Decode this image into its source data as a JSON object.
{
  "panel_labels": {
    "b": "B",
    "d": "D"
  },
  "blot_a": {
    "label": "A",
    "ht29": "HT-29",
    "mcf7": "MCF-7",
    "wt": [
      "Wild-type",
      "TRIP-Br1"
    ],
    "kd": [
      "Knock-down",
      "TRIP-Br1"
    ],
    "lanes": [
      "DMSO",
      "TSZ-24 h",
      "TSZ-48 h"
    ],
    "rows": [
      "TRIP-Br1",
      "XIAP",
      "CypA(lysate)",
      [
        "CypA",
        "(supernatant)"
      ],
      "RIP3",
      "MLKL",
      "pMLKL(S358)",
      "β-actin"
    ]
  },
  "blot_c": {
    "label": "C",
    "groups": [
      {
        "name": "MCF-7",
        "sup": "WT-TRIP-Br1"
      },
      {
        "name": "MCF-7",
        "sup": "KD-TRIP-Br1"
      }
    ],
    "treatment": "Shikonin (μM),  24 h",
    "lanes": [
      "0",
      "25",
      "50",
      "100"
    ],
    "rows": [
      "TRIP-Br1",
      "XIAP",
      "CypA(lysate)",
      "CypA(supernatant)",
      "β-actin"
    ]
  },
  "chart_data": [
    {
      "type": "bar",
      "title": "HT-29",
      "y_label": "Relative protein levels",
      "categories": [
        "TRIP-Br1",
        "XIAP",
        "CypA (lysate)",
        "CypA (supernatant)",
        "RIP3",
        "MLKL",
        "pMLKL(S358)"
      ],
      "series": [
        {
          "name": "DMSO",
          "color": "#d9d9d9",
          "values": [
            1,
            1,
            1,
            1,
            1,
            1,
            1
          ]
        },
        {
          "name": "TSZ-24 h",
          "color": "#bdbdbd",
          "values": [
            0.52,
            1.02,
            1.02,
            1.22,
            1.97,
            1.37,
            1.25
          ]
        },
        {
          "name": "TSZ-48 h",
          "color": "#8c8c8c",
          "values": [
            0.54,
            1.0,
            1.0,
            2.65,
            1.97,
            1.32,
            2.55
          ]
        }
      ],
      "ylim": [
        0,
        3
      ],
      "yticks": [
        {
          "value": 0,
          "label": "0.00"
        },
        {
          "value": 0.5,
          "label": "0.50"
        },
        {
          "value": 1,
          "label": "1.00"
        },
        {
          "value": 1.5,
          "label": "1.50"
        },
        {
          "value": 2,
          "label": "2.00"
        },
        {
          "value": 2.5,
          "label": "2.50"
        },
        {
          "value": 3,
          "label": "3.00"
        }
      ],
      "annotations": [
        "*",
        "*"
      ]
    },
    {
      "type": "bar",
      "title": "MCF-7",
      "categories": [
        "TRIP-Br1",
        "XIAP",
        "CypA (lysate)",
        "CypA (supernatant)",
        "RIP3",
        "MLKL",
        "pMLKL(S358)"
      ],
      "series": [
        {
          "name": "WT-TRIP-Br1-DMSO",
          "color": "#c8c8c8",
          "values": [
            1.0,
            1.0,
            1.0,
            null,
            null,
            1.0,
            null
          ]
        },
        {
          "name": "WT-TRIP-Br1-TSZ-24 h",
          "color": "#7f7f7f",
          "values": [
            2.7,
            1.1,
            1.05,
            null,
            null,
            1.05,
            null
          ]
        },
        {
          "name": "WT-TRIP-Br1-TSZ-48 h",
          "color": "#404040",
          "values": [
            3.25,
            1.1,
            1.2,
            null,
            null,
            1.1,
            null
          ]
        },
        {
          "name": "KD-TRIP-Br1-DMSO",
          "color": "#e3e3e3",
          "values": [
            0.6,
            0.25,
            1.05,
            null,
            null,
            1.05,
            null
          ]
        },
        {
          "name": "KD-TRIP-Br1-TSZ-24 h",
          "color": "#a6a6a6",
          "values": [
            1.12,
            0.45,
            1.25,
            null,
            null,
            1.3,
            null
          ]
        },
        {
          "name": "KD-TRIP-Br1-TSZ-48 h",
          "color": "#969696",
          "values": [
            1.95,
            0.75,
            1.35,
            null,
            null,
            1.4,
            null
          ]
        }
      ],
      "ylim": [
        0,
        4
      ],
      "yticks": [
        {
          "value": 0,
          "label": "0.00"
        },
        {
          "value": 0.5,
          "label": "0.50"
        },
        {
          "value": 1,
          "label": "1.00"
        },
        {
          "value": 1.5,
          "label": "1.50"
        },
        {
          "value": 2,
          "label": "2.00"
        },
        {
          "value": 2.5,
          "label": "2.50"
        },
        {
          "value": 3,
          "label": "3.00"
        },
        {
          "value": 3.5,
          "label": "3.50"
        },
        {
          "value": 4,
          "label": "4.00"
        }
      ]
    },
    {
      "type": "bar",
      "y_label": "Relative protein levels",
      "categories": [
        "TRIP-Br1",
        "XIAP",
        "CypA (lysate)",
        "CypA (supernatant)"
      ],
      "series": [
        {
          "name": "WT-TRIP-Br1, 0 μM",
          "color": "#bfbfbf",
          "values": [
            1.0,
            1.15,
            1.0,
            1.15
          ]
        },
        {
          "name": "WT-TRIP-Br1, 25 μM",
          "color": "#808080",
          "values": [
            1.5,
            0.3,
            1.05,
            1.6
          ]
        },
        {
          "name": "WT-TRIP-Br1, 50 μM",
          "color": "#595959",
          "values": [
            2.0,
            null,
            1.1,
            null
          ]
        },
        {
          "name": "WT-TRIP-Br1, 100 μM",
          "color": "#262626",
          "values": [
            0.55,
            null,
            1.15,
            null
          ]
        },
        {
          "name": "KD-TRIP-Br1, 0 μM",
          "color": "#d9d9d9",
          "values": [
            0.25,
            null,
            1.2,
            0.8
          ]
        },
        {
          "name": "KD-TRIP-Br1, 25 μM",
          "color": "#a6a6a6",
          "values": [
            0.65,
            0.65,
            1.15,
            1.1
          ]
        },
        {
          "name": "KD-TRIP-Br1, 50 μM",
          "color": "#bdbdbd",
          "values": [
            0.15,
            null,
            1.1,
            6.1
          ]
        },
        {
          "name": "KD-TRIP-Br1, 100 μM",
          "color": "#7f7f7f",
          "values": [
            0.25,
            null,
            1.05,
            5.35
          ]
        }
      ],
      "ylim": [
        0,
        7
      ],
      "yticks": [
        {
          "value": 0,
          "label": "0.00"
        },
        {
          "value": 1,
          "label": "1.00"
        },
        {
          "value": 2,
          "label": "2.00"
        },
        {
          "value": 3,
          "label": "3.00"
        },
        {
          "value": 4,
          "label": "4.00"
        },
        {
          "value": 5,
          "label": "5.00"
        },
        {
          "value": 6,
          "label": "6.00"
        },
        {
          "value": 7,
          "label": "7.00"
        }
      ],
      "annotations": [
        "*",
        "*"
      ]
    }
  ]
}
^^^^
» What you need to do
Looking at the records above, which lines contain "DMSO"? Copy those lines.

» Result of this exercise
      "DMSO",
          "name": "DMSO",
          "name": "WT-TRIP-Br1-DMSO",
          "name": "KD-TRIP-Br1-DMSO",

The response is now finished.